• Job
Pull out every line from the listing that has the word "days".

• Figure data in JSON
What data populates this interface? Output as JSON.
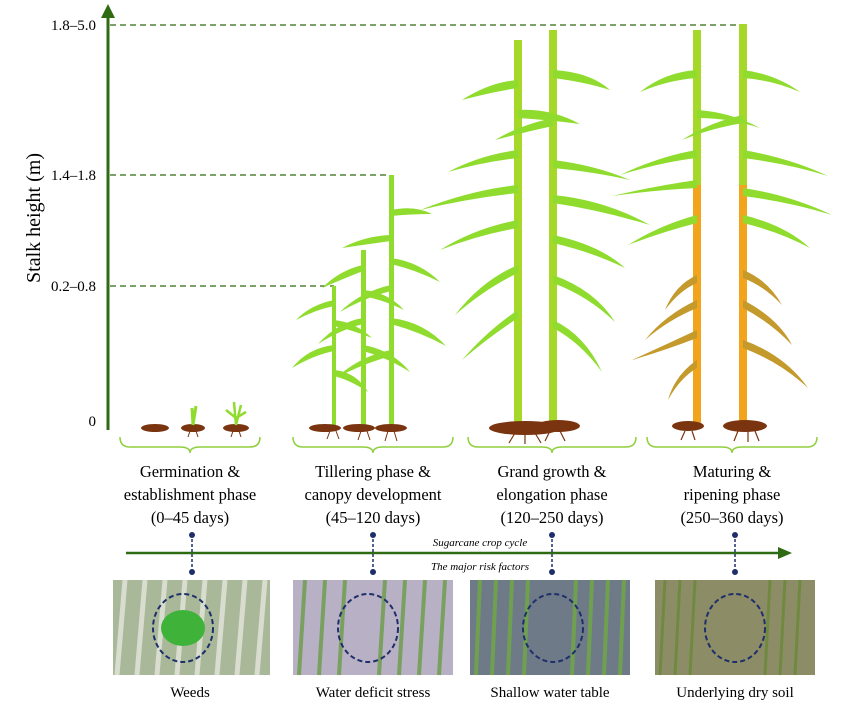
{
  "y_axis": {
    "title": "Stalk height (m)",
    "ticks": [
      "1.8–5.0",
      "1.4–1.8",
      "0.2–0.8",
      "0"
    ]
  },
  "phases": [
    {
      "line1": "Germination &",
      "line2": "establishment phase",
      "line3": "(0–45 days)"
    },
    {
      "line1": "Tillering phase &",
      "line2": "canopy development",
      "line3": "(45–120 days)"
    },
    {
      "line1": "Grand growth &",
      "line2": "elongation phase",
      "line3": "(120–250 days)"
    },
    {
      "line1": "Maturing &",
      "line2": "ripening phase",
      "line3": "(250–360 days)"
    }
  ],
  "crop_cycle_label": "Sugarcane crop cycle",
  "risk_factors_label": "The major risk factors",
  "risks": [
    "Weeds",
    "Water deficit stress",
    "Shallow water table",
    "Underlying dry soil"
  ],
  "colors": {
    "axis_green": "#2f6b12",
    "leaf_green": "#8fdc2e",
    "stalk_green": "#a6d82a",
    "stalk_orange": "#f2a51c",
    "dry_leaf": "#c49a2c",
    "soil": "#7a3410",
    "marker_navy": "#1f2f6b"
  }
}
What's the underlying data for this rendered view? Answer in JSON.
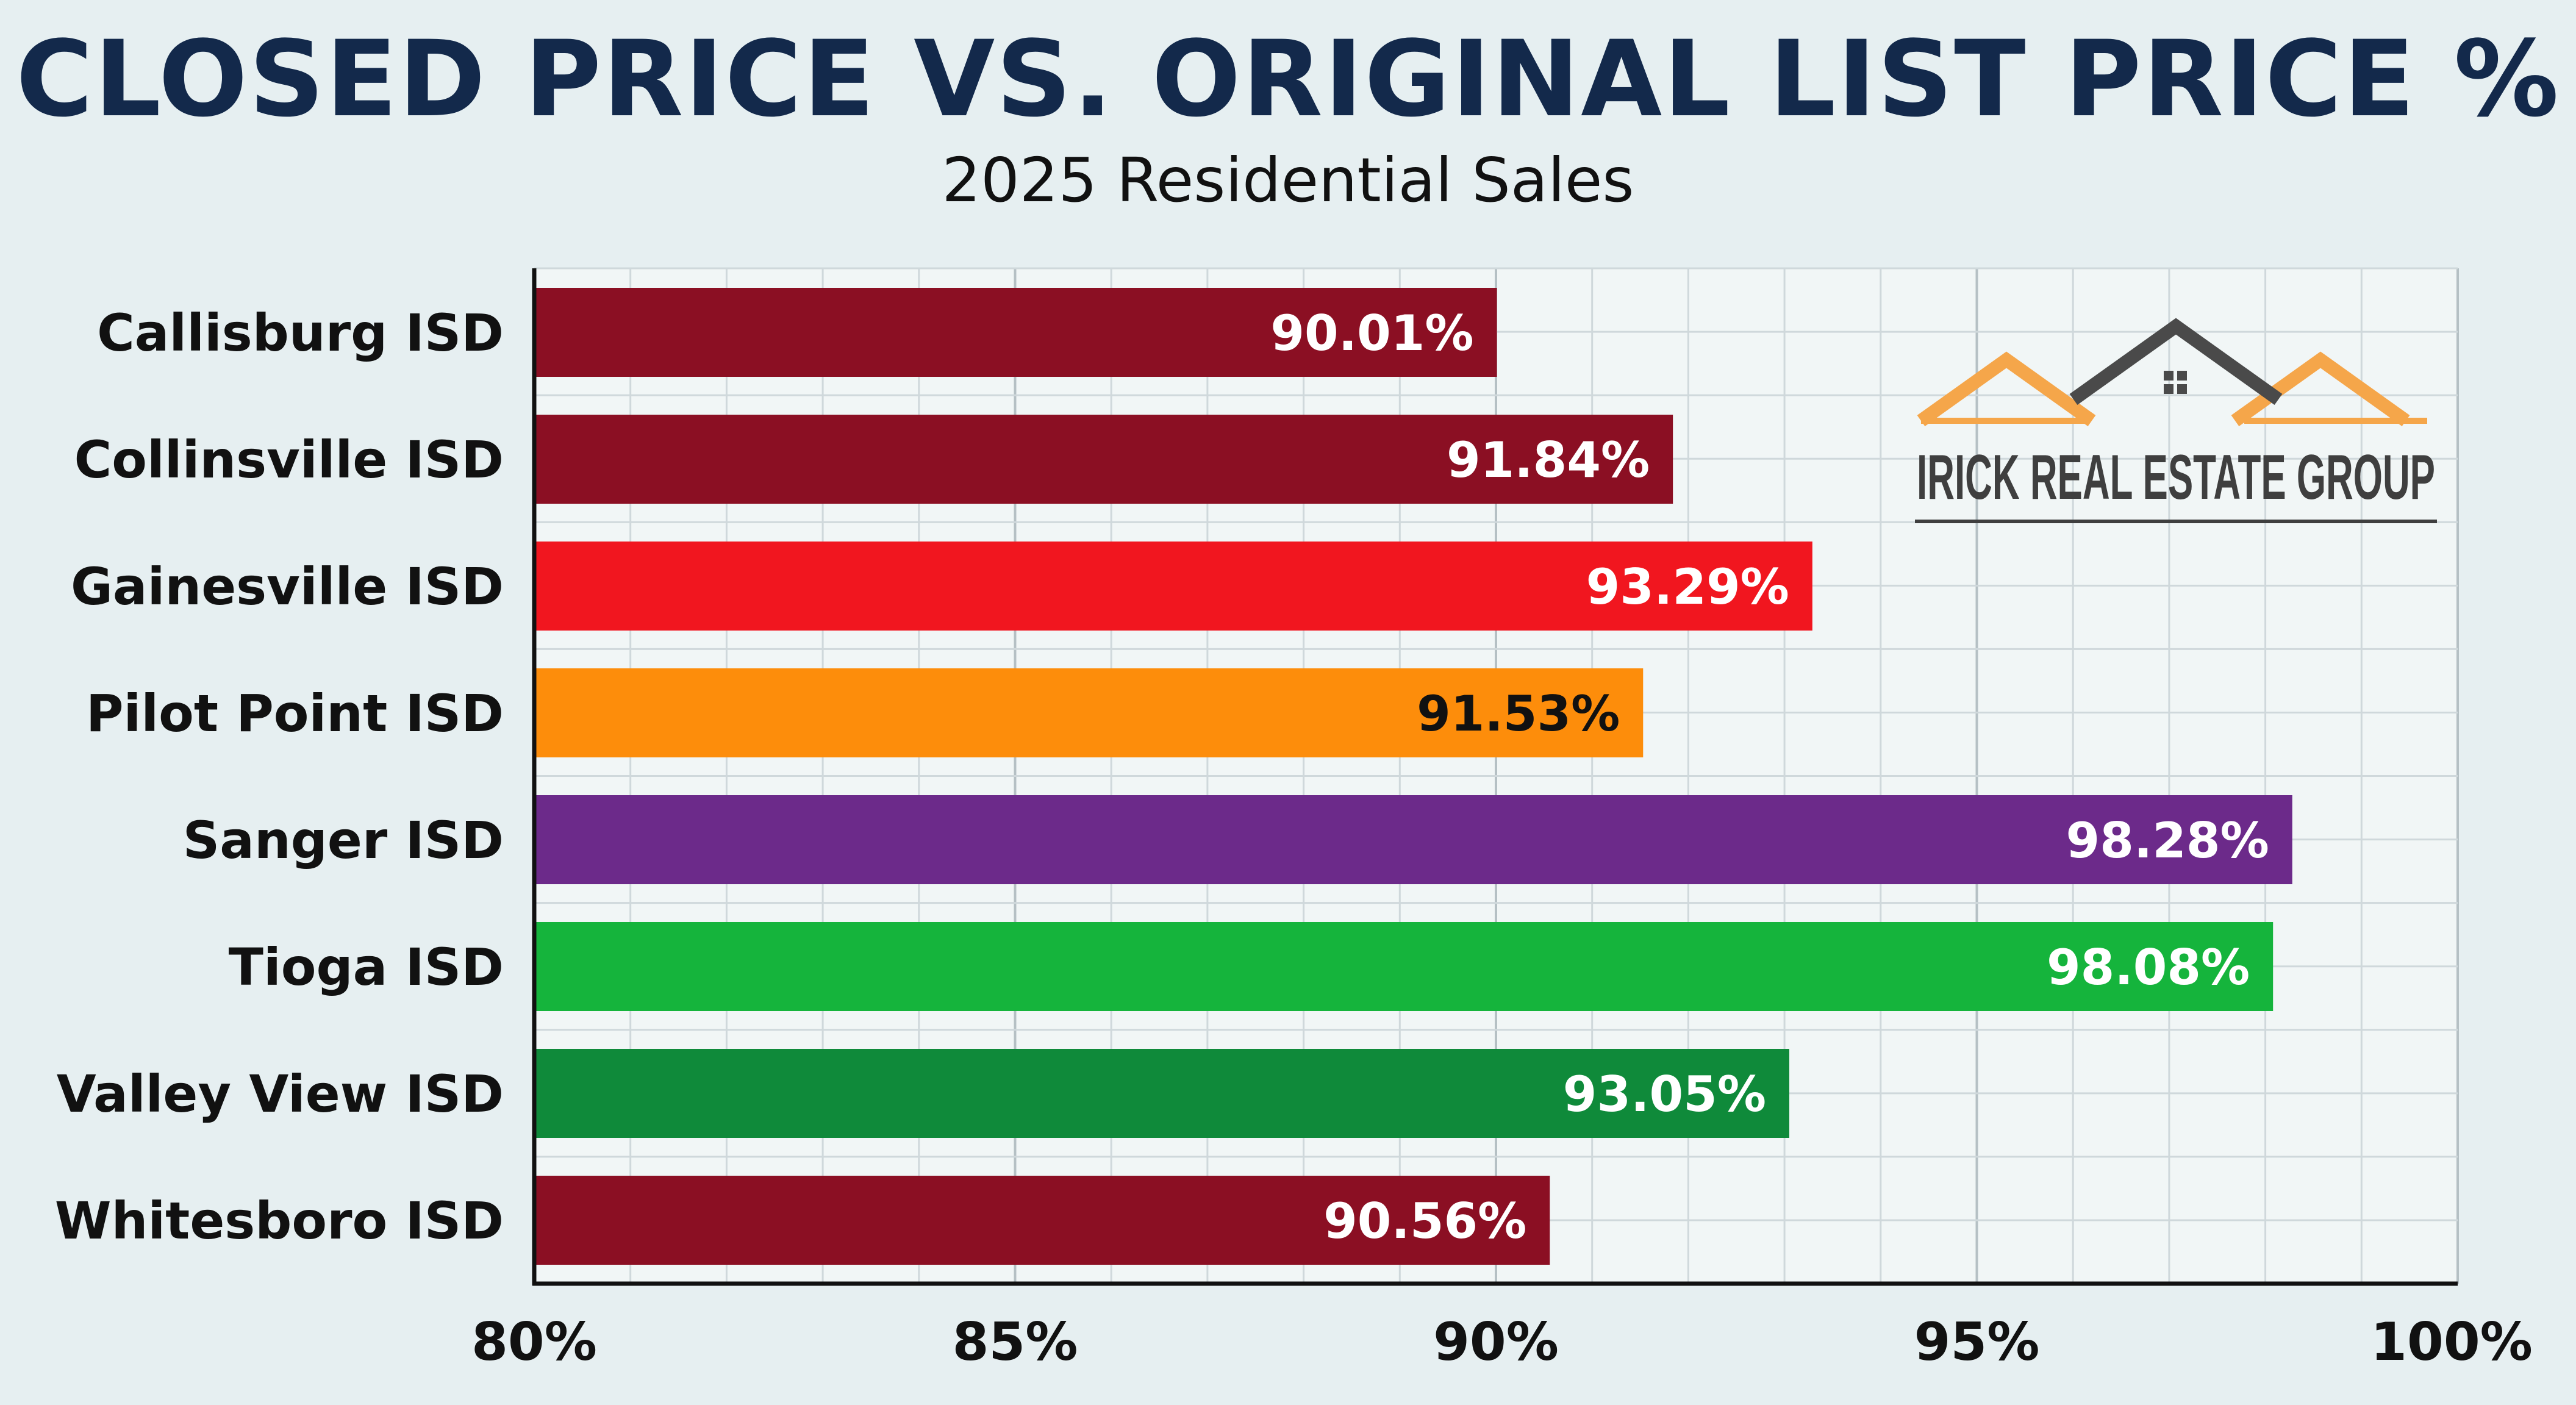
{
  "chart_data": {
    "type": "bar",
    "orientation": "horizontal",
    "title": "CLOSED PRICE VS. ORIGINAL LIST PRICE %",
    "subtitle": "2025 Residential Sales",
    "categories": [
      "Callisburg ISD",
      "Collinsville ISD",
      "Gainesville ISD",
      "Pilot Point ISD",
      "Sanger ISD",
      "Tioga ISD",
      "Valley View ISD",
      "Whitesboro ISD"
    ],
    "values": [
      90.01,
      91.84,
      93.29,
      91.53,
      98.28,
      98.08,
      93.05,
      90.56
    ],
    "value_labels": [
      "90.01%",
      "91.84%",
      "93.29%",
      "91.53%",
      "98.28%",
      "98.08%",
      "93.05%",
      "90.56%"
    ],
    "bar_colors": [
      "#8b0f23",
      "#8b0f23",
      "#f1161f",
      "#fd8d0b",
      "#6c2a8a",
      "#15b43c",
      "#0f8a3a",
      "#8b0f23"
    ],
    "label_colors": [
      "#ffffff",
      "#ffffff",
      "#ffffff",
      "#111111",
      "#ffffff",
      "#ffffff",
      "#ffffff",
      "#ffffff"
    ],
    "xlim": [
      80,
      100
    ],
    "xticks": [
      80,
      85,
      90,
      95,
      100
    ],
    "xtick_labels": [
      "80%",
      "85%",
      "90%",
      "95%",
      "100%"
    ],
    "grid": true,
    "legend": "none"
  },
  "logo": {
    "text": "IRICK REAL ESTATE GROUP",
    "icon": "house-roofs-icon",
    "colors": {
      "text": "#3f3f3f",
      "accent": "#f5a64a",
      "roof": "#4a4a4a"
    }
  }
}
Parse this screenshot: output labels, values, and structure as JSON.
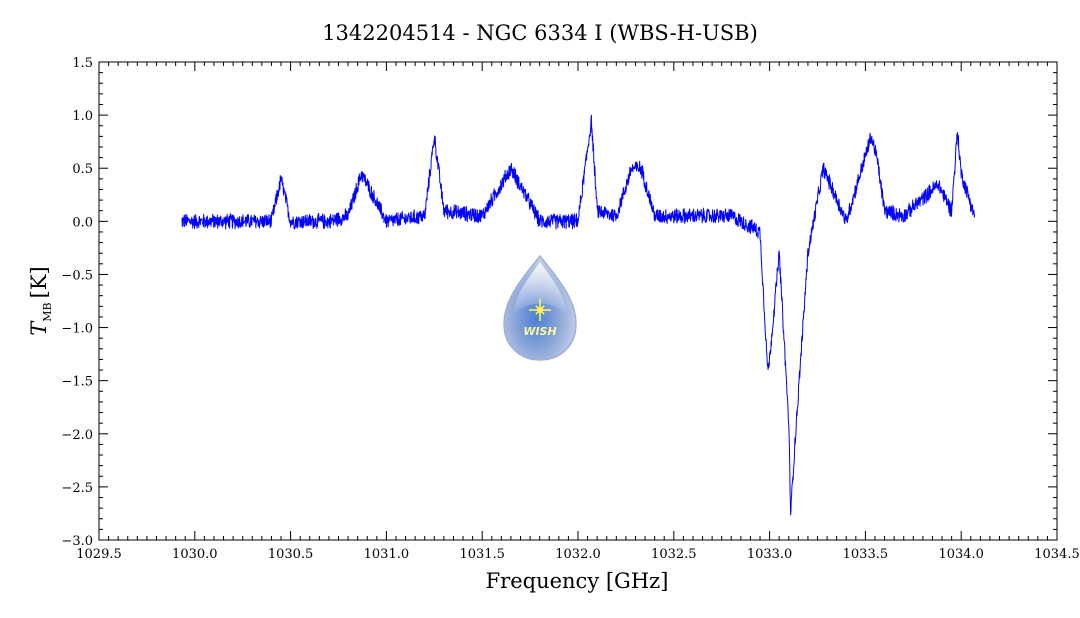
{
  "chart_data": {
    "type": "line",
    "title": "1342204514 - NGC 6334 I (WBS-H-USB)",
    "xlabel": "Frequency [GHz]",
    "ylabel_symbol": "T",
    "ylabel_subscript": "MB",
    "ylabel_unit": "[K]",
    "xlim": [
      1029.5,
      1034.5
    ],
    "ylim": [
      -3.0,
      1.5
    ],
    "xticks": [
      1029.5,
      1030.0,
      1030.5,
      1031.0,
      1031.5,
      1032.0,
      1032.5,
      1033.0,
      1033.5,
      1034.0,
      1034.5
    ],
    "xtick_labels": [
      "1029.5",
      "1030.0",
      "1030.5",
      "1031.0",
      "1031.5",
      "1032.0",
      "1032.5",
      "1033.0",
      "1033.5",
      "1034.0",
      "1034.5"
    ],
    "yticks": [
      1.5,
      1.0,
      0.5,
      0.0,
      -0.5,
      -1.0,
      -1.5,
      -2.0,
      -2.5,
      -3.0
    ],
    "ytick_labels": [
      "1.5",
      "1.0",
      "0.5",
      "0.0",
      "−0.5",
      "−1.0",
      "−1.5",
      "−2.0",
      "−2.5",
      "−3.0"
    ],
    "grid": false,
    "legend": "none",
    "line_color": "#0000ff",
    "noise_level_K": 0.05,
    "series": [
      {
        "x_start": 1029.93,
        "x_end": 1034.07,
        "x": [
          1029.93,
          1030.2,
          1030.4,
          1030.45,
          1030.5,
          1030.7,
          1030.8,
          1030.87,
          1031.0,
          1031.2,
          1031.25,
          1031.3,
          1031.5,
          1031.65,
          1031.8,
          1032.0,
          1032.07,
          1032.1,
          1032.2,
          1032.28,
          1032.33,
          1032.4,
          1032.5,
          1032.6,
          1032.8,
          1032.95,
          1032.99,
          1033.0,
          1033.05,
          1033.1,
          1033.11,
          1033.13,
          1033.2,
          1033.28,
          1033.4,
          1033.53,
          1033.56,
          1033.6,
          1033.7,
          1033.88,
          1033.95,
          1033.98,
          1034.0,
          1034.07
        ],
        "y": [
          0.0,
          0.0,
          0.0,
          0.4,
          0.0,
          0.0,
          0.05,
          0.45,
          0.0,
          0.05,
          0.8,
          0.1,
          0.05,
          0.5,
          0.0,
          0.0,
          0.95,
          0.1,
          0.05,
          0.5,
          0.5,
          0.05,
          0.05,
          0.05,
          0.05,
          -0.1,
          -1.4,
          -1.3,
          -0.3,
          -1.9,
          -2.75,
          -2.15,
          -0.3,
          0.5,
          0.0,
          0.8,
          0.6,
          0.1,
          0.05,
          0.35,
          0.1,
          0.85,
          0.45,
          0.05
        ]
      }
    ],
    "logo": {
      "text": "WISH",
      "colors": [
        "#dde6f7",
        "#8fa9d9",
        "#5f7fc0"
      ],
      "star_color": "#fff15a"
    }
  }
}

• Solution below
      "line3": "(0–45 days)"
      "line3": "(45–120 days)"
      "line3": "(120–250 days)"
      "line3": "(250–360 days)"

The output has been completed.